:: Entries ::

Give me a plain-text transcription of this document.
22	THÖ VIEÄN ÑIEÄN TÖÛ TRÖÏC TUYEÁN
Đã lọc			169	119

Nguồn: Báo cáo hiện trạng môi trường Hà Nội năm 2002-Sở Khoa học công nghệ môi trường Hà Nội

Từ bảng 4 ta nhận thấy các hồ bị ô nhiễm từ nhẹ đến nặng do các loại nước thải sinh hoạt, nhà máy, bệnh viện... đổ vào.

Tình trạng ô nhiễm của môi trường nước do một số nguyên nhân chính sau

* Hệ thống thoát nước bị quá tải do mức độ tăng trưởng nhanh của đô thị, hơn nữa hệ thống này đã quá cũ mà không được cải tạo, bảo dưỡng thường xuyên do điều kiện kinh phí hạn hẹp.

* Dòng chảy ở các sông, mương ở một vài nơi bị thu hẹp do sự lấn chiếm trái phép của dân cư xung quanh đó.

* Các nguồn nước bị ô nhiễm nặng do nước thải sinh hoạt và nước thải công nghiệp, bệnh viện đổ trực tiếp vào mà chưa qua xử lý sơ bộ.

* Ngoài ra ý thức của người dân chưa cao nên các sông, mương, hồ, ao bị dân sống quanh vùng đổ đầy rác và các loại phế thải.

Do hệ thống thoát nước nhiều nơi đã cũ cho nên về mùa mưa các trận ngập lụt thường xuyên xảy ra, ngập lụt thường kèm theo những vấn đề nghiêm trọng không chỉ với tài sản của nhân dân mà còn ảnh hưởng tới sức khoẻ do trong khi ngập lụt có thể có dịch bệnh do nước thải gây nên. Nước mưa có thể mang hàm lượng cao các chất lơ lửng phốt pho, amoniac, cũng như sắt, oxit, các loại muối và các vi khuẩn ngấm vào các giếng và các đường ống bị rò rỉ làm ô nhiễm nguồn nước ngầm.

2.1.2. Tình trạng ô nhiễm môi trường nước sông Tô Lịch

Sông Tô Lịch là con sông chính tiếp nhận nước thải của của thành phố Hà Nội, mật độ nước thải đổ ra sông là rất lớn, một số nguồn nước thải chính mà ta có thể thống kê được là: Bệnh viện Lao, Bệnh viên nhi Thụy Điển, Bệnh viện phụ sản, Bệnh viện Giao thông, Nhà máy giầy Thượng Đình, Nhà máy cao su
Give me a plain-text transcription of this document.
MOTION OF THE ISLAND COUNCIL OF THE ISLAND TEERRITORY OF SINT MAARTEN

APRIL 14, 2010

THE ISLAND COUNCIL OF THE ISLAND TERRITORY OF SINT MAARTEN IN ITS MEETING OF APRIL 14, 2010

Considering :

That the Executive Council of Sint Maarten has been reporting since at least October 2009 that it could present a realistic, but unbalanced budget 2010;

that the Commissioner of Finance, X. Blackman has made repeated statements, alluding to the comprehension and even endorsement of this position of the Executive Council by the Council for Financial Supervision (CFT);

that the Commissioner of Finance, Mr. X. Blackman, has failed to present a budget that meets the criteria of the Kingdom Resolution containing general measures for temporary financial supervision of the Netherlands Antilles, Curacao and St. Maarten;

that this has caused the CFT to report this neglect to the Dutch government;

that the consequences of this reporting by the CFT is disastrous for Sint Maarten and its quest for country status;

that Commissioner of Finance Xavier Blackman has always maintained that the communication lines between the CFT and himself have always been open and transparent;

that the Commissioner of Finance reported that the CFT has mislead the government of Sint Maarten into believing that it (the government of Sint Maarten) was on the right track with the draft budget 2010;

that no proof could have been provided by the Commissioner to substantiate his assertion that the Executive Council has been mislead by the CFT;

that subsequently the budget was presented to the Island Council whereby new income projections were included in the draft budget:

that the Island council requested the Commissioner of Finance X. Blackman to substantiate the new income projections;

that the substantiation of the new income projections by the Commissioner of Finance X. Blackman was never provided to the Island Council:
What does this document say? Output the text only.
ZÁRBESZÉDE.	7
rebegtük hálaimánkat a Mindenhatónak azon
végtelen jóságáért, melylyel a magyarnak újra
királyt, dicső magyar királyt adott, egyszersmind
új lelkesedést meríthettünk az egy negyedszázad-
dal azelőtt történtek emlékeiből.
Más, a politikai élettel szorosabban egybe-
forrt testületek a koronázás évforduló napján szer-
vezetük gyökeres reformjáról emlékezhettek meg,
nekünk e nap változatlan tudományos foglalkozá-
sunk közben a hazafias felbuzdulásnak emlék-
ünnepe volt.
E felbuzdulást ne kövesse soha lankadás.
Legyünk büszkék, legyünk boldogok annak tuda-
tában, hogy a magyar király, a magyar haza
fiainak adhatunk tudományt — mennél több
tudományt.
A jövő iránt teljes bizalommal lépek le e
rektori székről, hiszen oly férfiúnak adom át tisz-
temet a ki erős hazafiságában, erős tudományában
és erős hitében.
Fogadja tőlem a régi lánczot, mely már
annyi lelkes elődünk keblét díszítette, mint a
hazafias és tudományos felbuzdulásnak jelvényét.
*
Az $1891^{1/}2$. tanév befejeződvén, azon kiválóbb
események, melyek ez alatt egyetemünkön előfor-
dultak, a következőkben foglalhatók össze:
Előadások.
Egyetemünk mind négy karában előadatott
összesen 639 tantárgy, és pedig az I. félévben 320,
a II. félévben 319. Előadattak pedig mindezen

:::

■ Work to do ■
Make an exact copy of all the data.

■ Task answer ■
Give me a plain-text transcription of this document.
22	THÖ VIEÄN ÑIEÄN TÖÛ TRÖÏC TUYEÁN
Đã lọc			169	119

Nguồn: Báo cáo hiện trạng môi trường Hà Nội năm 2002-Sở Khoa học công nghệ môi trường Hà Nội

Từ bảng 4 ta nhận thấy các hồ bị ô nhiễm từ nhẹ đến nặng do các loại nước thải sinh hoạt, nhà máy, bệnh viện... đổ vào.

Tình trạng ô nhiễm của môi trường nước do một số nguyên nhân chính sau

* Hệ thống thoát nước bị quá tải do mức độ tăng trưởng nhanh của đô thị, hơn nữa hệ thống này đã quá cũ mà không được cải tạo, bảo dưỡng thường xuyên do điều kiện kinh phí hạn hẹp.

* Dòng chảy ở các sông, mương ở một vài nơi bị thu hẹp do sự lấn chiếm trái phép của dân cư xung quanh đó.

* Các nguồn nước bị ô nhiễm nặng do nước thải sinh hoạt và nước thải công nghiệp, bệnh viện đổ trực tiếp vào mà chưa qua xử lý sơ bộ.

* Ngoài ra ý thức của người dân chưa cao nên các sông, mương, hồ, ao bị dân sống quanh vùng đổ đầy rác và các loại phế thải.

Do hệ thống thoát nước nhiều nơi đã cũ cho nên về mùa mưa các trận ngập lụt thường xuyên xảy ra, ngập lụt thường kèm theo những vấn đề nghiêm trọng không chỉ với tài sản của nhân dân mà còn ảnh hưởng tới sức khoẻ do trong khi ngập lụt có thể có dịch bệnh do nước thải gây nên. Nước mưa có thể mang hàm lượng cao các chất lơ lửng phốt pho, amoniac, cũng như sắt, oxit, các loại muối và các vi khuẩn ngấm vào các giếng và các đường ống bị rò rỉ làm ô nhiễm nguồn nước ngầm.

2.1.2. Tình trạng ô nhiễm môi trường nước sông Tô Lịch

Sông Tô Lịch là con sông chính tiếp nhận nước thải của của thành phố Hà Nội, mật độ nước thải đổ ra sông là rất lớn, một số nguồn nước thải chính mà ta có thể thống kê được là: Bệnh viện Lao, Bệnh viên nhi Thụy Điển, Bệnh viện phụ sản, Bệnh viện Giao thông, Nhà máy giầy Thượng Đình, Nhà máy cao su
Give me a plain-text transcription of this document.
MOTION OF THE ISLAND COUNCIL OF THE ISLAND TEERRITORY OF SINT MAARTEN

APRIL 14, 2010

THE ISLAND COUNCIL OF THE ISLAND TERRITORY OF SINT MAARTEN IN ITS MEETING OF APRIL 14, 2010

Considering :

That the Executive Council of Sint Maarten has been reporting since at least October 2009 that it could present a realistic, but unbalanced budget 2010;

that the Commissioner of Finance, X. Blackman has made repeated statements, alluding to the comprehension and even endorsement of this position of the Executive Council by the Council for Financial Supervision (CFT);

that the Commissioner of Finance, Mr. X. Blackman, has failed to present a budget that meets the criteria of the Kingdom Resolution containing general measures for temporary financial supervision of the Netherlands Antilles, Curacao and St. Maarten;

that this has caused the CFT to report this neglect to the Dutch government;

that the consequences of this reporting by the CFT is disastrous for Sint Maarten and its quest for country status;

that Commissioner of Finance Xavier Blackman has always maintained that the communication lines between the CFT and himself have always been open and transparent;

that the Commissioner of Finance reported that the CFT has mislead the government of Sint Maarten into believing that it (the government of Sint Maarten) was on the right track with the draft budget 2010;

that no proof could have been provided by the Commissioner to substantiate his assertion that the Executive Council has been mislead by the CFT;

that subsequently the budget was presented to the Island Council whereby new income projections were included in the draft budget:

that the Island council requested the Commissioner of Finance X. Blackman to substantiate the new income projections;

that the substantiation of the new income projections by the Commissioner of Finance X. Blackman was never provided to the Island Council:
What does this document say? Output the text only.
ZÁRBESZÉDE.	7
rebegtük hálaimánkat a Mindenhatónak azon
végtelen jóságáért, melylyel a magyarnak újra
királyt, dicső magyar királyt adott, egyszersmind
új lelkesedést meríthettünk az egy negyedszázad-
dal azelőtt történtek emlékeiből.
Más, a politikai élettel szorosabban egybe-
forrt testületek a koronázás évforduló napján szer-
vezetük gyökeres reformjáról emlékezhettek meg,
nekünk e nap változatlan tudományos foglalkozá-
sunk közben a hazafias felbuzdulásnak emlék-
ünnepe volt.
E felbuzdulást ne kövesse soha lankadás.
Legyünk büszkék, legyünk boldogok annak tuda-
tában, hogy a magyar király, a magyar haza
fiainak adhatunk tudományt — mennél több
tudományt.
A jövő iránt teljes bizalommal lépek le e
rektori székről, hiszen oly férfiúnak adom át tisz-
temet a ki erős hazafiságában, erős tudományában
és erős hitében.
Fogadja tőlem a régi lánczot, mely már
annyi lelkes elődünk keblét díszítette, mint a
hazafias és tudományos felbuzdulásnak jelvényét.
*
Az $1891^{1/}2$. tanév befejeződvén, azon kiválóbb
események, melyek ez alatt egyetemünkön előfor-
dultak, a következőkben foglalhatók össze:
Előadások.
Egyetemünk mind négy karában előadatott
összesen 639 tantárgy, és pedig az I. félévben 320,
a II. félévben 319. Előadattak pedig mindezen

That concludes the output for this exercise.